- **Makale**:
↓↓↓

12 Haziran 2010 Cumartesi

Havada Uçuşan Kavramlar

Havada Uçuşan Kavramlar


Öncelikli sorunumuzun kavramlar üzerindeki kargaşadan kaynaklandığını düşünüyorum.

Aynı anlayış çerçevesinde buluşmaları çok doğal sayılabilecek dost tartışmalarına tanık oldukça farkettiğim bir durum bu. Aynı görüşü, tezi savunuyorlar, fakat kullandıkları kavramlar bir diğerinin beyninde değişik algılamalar yaratıyor. O nedenle tartışmalar bir türlü bitmiyor.

Büyük bir ihtimalle, ben de kendi dostlarımı, aynı kavramlar kargaşası nedeniyle anlayamıyorum ve böylesi kestirmeden bir yargıya varıveriyorum. Bilinemez...

↑↑↑

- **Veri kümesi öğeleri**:
↓↓↓

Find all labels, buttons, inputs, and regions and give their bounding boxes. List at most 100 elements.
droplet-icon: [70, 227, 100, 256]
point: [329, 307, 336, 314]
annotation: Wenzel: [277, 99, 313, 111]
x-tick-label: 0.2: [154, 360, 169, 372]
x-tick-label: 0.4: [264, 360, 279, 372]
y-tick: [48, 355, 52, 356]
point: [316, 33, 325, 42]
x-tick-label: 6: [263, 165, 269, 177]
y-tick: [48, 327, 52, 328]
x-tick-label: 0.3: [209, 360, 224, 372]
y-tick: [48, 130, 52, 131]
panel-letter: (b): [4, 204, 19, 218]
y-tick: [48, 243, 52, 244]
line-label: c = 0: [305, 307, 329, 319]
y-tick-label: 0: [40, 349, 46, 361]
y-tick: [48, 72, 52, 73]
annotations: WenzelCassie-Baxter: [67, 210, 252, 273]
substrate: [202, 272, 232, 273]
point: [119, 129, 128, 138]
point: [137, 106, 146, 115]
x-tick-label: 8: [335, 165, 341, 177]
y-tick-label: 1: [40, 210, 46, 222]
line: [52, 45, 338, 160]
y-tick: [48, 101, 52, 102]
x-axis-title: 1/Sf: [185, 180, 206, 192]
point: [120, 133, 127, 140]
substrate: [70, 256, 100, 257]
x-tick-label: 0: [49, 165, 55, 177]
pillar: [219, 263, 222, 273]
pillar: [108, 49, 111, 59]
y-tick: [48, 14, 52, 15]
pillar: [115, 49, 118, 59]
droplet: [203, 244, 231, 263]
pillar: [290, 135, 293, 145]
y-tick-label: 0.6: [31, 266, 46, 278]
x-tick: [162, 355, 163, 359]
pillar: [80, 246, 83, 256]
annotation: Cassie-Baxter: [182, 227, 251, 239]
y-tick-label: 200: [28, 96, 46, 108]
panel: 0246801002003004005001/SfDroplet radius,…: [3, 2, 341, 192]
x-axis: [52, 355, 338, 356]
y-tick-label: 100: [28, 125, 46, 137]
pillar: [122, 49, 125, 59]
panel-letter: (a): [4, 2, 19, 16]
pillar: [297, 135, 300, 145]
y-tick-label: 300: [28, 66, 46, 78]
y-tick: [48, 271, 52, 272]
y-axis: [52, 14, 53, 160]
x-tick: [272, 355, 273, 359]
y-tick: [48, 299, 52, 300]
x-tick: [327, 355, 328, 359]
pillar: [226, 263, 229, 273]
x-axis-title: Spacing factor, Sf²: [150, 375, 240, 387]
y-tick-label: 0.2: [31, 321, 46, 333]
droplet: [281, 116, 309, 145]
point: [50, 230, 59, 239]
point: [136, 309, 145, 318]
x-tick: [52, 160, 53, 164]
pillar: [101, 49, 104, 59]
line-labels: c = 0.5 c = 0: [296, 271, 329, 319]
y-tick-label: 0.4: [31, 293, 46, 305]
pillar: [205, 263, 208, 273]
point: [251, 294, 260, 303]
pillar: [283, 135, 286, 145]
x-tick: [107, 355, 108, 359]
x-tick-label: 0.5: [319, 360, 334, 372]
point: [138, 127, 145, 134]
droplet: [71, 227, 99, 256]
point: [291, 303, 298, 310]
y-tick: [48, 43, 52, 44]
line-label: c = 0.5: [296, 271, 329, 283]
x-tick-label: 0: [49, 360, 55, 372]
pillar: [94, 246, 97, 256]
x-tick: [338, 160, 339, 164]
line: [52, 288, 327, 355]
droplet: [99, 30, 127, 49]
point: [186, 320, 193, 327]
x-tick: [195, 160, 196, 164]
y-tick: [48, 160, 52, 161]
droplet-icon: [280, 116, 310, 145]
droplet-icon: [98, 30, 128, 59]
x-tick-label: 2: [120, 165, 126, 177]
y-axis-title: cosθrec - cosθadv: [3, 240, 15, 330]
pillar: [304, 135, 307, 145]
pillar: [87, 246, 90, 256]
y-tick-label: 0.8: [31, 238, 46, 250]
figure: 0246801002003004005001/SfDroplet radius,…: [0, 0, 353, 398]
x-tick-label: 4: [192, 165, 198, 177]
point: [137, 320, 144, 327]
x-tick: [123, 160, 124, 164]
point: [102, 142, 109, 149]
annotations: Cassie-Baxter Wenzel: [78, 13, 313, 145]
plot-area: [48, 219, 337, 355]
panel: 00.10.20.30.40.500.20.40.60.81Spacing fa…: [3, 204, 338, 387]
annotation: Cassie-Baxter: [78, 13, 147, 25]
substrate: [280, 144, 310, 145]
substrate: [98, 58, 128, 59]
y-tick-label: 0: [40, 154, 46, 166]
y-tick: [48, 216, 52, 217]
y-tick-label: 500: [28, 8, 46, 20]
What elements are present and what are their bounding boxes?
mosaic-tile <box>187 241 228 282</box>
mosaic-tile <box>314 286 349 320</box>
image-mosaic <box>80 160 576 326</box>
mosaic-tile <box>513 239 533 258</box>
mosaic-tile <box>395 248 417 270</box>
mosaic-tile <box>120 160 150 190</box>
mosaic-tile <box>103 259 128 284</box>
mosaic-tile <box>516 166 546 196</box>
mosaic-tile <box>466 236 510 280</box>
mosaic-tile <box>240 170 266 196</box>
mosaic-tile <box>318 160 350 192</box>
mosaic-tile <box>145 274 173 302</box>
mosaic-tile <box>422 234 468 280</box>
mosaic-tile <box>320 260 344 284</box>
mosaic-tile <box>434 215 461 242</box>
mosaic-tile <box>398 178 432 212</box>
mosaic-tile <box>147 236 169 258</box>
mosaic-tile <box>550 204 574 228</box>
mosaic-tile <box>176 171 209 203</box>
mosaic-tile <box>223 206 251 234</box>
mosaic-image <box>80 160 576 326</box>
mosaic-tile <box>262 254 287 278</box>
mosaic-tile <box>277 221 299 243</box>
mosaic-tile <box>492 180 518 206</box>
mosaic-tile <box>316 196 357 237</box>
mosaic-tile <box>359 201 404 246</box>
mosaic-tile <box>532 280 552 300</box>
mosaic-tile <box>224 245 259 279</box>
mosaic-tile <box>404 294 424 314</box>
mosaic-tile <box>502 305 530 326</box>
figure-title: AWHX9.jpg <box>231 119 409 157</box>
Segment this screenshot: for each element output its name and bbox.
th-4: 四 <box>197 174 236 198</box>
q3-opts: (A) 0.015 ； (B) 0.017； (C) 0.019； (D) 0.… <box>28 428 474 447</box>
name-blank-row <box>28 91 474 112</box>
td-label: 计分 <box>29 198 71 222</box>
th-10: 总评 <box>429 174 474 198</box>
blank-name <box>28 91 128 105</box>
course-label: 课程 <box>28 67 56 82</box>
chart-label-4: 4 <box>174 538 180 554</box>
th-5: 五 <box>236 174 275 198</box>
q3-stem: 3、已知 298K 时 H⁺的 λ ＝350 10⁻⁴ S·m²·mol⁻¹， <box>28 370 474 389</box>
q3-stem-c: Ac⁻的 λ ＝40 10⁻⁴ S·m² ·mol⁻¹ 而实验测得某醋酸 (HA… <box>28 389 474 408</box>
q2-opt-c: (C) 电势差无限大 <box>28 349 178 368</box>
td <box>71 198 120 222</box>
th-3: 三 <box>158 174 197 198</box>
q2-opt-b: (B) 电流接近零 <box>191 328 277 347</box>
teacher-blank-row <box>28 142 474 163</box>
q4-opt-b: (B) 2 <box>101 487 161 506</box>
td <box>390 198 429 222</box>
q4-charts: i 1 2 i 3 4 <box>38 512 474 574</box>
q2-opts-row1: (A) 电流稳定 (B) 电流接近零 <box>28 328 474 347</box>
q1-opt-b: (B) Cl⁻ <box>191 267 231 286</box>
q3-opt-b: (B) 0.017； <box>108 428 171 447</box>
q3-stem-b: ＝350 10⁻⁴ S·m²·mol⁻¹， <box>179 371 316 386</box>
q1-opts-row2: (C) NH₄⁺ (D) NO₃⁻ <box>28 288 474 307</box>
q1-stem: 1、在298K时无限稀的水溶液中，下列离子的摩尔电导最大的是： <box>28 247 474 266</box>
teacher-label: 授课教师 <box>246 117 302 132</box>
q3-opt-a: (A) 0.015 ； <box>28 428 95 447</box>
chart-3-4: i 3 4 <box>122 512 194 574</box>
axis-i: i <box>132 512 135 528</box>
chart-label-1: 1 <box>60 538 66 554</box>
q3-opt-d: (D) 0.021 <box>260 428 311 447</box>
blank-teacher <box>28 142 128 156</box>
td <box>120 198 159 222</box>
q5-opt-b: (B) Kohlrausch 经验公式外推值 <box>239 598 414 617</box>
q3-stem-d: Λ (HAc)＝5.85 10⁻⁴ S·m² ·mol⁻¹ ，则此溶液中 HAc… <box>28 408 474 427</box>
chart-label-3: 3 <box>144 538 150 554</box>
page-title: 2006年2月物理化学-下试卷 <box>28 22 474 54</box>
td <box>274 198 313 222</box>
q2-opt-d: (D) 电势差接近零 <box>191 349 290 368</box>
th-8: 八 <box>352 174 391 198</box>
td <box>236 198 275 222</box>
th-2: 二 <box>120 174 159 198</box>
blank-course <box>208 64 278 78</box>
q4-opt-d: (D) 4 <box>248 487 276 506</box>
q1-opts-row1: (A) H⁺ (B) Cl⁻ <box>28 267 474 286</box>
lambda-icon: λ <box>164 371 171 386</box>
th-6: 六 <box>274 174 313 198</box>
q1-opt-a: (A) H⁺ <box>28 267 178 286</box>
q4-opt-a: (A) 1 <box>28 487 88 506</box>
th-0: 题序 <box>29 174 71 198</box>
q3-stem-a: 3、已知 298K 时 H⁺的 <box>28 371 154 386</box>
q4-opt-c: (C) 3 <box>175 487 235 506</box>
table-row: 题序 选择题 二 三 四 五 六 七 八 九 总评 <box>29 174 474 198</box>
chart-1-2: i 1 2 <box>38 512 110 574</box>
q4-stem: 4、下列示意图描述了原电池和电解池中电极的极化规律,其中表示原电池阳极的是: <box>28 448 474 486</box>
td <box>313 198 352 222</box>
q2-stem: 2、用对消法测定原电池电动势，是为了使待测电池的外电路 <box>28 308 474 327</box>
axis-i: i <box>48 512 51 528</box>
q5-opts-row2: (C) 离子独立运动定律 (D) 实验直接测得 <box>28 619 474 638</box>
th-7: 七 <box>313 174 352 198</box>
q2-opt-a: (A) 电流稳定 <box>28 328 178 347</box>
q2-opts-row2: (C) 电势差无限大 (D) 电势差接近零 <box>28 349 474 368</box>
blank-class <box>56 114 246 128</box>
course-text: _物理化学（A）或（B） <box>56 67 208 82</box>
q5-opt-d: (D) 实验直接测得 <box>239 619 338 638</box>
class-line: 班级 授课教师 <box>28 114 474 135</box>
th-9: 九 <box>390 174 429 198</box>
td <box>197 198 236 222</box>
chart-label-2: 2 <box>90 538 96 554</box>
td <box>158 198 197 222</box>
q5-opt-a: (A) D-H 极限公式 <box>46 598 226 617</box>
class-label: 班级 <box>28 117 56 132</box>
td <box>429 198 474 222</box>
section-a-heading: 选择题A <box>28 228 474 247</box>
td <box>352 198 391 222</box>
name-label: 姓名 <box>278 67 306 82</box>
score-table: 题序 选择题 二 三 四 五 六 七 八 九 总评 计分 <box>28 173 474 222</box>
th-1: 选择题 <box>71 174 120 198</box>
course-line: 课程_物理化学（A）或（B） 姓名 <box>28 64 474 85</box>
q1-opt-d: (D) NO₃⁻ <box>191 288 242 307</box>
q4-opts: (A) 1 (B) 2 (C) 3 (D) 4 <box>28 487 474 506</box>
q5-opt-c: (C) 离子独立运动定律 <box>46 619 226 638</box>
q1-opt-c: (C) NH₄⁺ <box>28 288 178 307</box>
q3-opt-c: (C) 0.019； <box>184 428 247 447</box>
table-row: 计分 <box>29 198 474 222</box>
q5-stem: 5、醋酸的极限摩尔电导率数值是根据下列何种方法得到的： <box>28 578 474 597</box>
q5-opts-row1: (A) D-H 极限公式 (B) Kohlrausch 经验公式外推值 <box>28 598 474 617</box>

↑↑↑

- **Alıştırma Bölümleri**:
(A) Kavram kargaşasını konu alan makaleyi iki cümleyle özetleyiniz.
(B) Kavram kargaşasını konu alan makaleyi, gösterilen son cümleden itibaren sürdürünüz.

- **Sonuçlar**:
(A) Yazar, öncelikli sorunun kavramlar üzerindeki kargaşadan kaynaklandığını düşünmektedir; aynı görüşü savunan dostlar bile kullandıkları kavramlar birbirlerinin zihninde farklı algılamalar yarattığı için tartışmalarını bir türlü bitiremezler. Yazar, büyük bir ihtimalle kendisinin de aynı kargaşa nedeniyle dostlarını anlayamadığını ve kestirmeden yargıya vardığını, ancak bunun bilinemeyeceğini belirtir.

(B)
Kitabıma ad olarak seçtiğim Türk Devlet İdeolojisi deyimini Devlet Anlayışımız, Devlet Geleneğimiz, Yönetim Anlayışımız, Hayat Görüşümüz gibi deyimlerle de karşılayabilirdim. Devlet sözcüğü yerine siyaset sözcüğünü kullanabilir, anlayışımız yerine kültürümüz diyebilirdim. Aynı olgunun değişik ifade biçimleri imiş gibi görünen bu farklı deyimler dahi konunun ne kadar karmaşık ve yeni sorulara/sorunlara gebe olduğunu gösteriyor.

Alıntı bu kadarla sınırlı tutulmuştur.